— TASK STATEMENT —
Find the string "value" in the entries and copy each line that has it.

— RECORDED INFORMATION —
····················

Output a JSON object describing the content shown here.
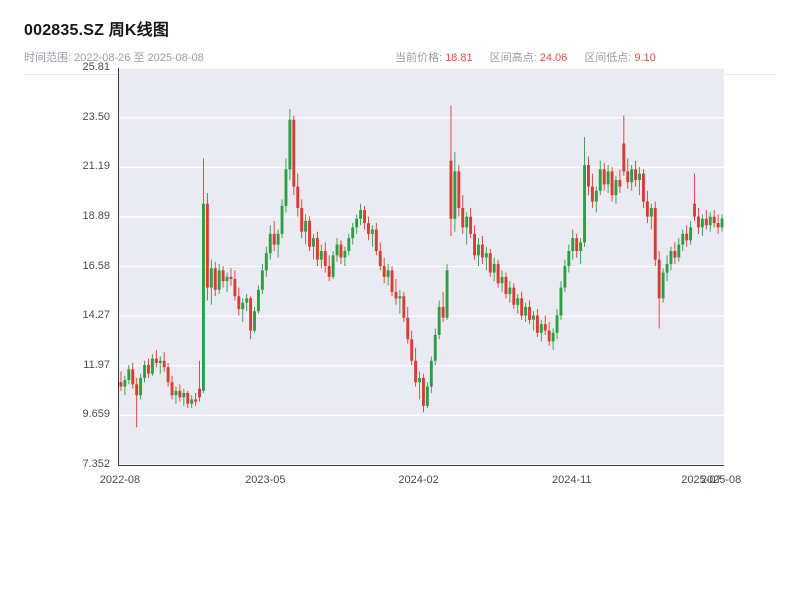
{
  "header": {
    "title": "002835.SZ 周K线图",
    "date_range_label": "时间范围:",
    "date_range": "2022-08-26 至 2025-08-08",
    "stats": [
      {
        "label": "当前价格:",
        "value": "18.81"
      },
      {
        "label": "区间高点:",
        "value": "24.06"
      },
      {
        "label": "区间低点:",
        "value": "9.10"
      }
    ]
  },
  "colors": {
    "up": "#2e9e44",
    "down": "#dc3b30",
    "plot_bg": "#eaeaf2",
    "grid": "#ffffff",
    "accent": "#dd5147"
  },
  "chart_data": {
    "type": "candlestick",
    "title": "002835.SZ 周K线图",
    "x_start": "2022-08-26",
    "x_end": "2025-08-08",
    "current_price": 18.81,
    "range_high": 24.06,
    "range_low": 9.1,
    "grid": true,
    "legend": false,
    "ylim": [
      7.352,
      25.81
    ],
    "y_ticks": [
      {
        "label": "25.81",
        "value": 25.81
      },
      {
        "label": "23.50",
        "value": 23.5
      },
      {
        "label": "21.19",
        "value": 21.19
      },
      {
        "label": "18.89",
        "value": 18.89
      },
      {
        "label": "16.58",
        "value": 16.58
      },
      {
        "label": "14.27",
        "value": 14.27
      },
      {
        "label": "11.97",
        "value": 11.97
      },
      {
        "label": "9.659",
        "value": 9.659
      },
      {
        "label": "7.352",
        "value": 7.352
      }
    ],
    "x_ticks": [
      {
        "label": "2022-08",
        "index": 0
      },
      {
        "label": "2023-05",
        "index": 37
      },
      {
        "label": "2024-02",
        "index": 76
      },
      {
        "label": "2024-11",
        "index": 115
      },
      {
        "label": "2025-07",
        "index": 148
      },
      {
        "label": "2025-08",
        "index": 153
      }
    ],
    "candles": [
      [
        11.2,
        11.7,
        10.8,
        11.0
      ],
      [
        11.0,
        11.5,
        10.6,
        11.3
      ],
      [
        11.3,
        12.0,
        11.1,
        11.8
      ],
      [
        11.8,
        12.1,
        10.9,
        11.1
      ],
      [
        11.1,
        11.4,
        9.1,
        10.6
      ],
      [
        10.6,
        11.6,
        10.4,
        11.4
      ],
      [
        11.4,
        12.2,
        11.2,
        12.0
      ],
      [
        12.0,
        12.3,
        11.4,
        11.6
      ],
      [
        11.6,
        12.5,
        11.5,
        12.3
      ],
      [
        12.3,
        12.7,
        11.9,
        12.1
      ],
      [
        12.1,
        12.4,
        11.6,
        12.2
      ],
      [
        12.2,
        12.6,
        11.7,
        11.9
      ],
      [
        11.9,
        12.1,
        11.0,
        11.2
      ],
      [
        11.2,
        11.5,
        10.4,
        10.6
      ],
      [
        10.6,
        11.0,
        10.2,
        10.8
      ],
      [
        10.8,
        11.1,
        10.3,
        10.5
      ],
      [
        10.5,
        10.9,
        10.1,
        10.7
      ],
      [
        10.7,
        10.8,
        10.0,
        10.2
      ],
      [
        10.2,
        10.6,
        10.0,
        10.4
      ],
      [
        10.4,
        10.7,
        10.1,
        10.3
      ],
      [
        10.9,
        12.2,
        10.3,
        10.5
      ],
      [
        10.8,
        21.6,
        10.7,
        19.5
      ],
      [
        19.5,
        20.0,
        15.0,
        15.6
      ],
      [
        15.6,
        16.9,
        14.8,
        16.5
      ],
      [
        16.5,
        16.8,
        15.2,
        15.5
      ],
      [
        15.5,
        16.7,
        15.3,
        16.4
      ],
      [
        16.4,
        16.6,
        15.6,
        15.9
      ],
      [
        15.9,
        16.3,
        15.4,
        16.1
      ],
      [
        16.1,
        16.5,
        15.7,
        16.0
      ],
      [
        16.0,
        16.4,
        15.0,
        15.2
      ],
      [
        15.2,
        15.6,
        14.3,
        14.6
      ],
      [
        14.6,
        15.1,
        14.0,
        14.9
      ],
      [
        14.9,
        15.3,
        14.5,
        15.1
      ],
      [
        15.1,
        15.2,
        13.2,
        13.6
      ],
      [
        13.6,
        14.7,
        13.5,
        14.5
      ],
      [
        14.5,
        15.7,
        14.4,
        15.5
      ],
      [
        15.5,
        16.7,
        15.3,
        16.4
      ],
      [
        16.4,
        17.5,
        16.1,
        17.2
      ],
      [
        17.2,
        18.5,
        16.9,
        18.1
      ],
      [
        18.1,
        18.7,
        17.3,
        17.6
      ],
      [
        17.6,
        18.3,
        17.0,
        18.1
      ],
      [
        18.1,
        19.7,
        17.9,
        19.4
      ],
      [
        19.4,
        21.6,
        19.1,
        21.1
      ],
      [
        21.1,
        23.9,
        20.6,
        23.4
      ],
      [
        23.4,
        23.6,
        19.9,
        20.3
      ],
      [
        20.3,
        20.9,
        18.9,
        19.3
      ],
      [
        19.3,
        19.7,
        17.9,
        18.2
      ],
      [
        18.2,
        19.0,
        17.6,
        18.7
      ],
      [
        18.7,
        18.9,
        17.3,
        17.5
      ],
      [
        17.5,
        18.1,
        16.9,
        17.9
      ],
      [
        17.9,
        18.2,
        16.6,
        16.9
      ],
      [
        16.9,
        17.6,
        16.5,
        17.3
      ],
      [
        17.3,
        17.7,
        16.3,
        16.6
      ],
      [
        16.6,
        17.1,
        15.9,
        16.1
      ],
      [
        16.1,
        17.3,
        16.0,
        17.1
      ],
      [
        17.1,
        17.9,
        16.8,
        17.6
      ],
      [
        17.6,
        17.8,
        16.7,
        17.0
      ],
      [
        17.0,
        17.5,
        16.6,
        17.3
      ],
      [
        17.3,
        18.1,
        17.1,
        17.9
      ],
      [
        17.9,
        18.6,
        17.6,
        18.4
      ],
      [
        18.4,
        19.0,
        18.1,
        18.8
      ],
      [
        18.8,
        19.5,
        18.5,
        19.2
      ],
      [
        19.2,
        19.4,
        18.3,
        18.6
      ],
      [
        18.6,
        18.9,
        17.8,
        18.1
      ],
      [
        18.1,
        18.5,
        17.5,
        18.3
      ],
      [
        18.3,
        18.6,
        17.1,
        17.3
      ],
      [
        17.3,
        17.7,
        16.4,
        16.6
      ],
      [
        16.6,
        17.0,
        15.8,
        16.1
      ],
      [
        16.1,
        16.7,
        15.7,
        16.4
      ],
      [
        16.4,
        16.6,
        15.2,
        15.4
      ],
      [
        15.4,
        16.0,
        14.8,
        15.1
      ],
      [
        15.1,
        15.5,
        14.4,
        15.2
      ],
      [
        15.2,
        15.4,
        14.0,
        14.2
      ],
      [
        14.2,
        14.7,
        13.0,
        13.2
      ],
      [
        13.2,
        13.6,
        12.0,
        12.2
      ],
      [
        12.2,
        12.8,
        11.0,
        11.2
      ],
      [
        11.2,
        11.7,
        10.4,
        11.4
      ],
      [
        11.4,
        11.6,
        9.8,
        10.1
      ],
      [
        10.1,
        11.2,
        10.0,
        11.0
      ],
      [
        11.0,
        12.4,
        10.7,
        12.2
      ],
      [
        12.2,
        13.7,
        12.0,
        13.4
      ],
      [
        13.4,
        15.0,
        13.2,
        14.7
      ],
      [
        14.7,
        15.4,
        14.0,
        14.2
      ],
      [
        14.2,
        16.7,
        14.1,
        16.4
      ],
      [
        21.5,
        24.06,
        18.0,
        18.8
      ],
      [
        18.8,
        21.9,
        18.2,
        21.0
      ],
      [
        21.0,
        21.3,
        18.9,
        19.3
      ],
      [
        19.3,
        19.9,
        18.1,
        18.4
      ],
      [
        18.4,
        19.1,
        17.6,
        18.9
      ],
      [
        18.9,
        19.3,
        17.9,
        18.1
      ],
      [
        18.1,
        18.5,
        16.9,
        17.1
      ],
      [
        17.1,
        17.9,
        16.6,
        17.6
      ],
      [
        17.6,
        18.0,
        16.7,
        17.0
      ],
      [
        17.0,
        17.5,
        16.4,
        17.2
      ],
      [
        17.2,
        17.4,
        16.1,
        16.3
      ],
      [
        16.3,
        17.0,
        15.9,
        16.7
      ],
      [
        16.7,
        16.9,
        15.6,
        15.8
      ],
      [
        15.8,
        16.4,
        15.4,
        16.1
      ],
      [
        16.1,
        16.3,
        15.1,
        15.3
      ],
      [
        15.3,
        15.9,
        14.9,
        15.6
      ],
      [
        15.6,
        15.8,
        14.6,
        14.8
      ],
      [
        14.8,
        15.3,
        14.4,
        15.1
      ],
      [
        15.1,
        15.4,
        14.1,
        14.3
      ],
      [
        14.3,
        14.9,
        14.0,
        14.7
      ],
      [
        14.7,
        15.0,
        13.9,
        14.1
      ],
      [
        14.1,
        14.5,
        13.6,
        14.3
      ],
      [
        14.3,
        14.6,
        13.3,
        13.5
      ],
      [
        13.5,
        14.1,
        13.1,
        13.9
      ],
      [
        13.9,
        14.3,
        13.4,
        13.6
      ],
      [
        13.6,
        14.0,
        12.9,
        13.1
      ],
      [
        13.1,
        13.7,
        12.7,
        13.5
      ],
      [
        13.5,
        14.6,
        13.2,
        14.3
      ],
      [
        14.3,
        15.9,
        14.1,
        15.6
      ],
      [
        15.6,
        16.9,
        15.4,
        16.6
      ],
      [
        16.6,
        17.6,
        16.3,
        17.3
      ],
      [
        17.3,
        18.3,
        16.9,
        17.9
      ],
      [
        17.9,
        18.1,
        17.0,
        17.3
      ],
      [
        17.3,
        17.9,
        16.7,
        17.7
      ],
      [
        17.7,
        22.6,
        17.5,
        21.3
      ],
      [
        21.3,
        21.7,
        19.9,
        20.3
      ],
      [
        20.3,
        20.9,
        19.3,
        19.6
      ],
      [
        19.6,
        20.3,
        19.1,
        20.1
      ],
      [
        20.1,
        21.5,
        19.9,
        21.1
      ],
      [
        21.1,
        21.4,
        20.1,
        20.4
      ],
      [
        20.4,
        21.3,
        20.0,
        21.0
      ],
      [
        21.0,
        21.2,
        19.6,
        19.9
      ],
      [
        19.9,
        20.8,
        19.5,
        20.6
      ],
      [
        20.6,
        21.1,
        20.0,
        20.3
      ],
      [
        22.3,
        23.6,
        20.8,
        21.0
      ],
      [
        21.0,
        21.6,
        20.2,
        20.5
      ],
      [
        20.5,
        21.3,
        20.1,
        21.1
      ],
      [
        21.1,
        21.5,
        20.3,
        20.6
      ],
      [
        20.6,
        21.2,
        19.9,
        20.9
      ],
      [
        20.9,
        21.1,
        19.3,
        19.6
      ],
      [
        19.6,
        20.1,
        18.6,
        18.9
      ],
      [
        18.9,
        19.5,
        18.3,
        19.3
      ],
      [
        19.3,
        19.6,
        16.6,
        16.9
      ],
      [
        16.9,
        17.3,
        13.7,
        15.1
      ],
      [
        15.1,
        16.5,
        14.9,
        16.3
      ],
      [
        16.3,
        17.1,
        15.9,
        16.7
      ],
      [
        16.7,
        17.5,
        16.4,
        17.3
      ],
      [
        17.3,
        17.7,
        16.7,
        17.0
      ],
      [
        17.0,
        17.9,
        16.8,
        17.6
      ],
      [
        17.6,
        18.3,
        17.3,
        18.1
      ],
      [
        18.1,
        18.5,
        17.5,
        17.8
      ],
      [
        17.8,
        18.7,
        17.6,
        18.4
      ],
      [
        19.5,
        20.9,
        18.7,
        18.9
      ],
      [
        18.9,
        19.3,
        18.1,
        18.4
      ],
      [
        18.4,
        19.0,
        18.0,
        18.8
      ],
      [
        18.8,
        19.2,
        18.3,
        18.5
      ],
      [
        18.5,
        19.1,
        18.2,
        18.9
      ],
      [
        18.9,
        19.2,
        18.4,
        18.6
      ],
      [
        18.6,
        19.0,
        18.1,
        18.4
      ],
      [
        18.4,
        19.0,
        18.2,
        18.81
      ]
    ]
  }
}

····················

— OUTPUT —
        "value": "18.81"
        "value": "24.06"
        "value": "9.10"
        "value": 25.81
        "value": 23.5
        "value": 21.19
        "value": 18.89
        "value": 16.58
        "value": 14.27
        "value": 11.97
        "value": 9.659
        "value": 7.352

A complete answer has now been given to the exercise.